* _Objective_
Present the data once more in exactly its original form.

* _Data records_
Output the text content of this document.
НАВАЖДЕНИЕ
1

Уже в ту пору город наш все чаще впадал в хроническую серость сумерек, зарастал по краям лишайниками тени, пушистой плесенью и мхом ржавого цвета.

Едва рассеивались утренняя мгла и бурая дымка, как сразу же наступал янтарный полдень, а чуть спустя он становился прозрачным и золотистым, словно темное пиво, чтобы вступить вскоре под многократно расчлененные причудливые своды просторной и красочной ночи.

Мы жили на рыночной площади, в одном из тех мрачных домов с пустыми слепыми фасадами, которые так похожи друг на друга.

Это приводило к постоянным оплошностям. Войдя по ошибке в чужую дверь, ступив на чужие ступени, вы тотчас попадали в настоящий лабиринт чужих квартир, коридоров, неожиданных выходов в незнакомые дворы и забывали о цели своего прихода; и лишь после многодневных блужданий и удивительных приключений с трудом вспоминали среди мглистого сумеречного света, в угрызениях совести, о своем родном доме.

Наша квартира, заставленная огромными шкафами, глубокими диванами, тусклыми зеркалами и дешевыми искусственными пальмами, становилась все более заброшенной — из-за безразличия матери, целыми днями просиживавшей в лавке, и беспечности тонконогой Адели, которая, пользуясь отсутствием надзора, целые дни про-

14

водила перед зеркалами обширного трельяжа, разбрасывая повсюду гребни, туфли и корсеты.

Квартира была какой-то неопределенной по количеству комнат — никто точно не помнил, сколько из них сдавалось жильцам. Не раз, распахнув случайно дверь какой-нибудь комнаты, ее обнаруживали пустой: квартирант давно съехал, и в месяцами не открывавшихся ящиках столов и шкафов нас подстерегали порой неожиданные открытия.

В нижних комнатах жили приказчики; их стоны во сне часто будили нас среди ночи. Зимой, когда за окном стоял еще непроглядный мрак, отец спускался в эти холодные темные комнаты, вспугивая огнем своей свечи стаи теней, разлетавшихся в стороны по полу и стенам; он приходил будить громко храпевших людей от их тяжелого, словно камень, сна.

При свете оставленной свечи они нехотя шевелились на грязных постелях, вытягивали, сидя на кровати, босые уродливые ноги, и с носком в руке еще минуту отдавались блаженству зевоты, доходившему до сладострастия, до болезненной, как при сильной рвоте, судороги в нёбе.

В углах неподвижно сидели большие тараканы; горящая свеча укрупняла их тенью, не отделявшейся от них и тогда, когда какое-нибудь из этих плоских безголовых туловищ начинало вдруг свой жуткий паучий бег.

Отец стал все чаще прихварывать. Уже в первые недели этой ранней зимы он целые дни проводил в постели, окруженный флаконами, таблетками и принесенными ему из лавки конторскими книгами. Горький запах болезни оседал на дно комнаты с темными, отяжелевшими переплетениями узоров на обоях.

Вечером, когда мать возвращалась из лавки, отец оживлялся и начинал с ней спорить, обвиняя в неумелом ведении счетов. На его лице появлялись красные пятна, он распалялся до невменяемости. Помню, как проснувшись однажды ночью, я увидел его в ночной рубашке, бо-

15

* _Correct result_
Output the text content of this document.
НАВАЖДЕНИЕ
1

Уже в ту пору город наш все чаще впадал в хроническую серость сумерек, зарастал по краям лишайниками тени, пушистой плесенью и мхом ржавого цвета.

Едва рассеивались утренняя мгла и бурая дымка, как сразу же наступал янтарный полдень, а чуть спустя он становился прозрачным и золотистым, словно темное пиво, чтобы вступить вскоре под многократно расчлененные причудливые своды просторной и красочной ночи.

Мы жили на рыночной площади, в одном из тех мрачных домов с пустыми слепыми фасадами, которые так похожи друг на друга.

Это приводило к постоянным оплошностям. Войдя по ошибке в чужую дверь, ступив на чужие ступени, вы тотчас попадали в настоящий лабиринт чужих квартир, коридоров, неожиданных выходов в незнакомые дворы и забывали о цели своего прихода; и лишь после многодневных блужданий и удивительных приключений с трудом вспоминали среди мглистого сумеречного света, в угрызениях совести, о своем родном доме.

Наша квартира, заставленная огромными шкафами, глубокими диванами, тусклыми зеркалами и дешевыми искусственными пальмами, становилась все более заброшенной — из-за безразличия матери, целыми днями просиживавшей в лавке, и беспечности тонконогой Адели, которая, пользуясь отсутствием надзора, целые дни про-

14

водила перед зеркалами обширного трельяжа, разбрасывая повсюду гребни, туфли и корсеты.

Квартира была какой-то неопределенной по количеству комнат — никто точно не помнил, сколько из них сдавалось жильцам. Не раз, распахнув случайно дверь какой-нибудь комнаты, ее обнаруживали пустой: квартирант давно съехал, и в месяцами не открывавшихся ящиках столов и шкафов нас подстерегали порой неожиданные открытия.

В нижних комнатах жили приказчики; их стоны во сне часто будили нас среди ночи. Зимой, когда за окном стоял еще непроглядный мрак, отец спускался в эти холодные темные комнаты, вспугивая огнем своей свечи стаи теней, разлетавшихся в стороны по полу и стенам; он приходил будить громко храпевших людей от их тяжелого, словно камень, сна.

При свете оставленной свечи они нехотя шевелились на грязных постелях, вытягивали, сидя на кровати, босые уродливые ноги, и с носком в руке еще минуту отдавались блаженству зевоты, доходившему до сладострастия, до болезненной, как при сильной рвоте, судороги в нёбе.

В углах неподвижно сидели большие тараканы; горящая свеча укрупняла их тенью, не отделявшейся от них и тогда, когда какое-нибудь из этих плоских безголовых туловищ начинало вдруг свой жуткий паучий бег.

Отец стал все чаще прихварывать. Уже в первые недели этой ранней зимы он целые дни проводил в постели, окруженный флаконами, таблетками и принесенными ему из лавки конторскими книгами. Горький запах болезни оседал на дно комнаты с темными, отяжелевшими переплетениями узоров на обоях.

Вечером, когда мать возвращалась из лавки, отец оживлялся и начинал с ней спорить, обвиняя в неумелом ведении счетов. На его лице появлялись красные пятна, он распалялся до невменяемости. Помню, как проснувшись однажды ночью, я увидел его в ночной рубашке, бо-

15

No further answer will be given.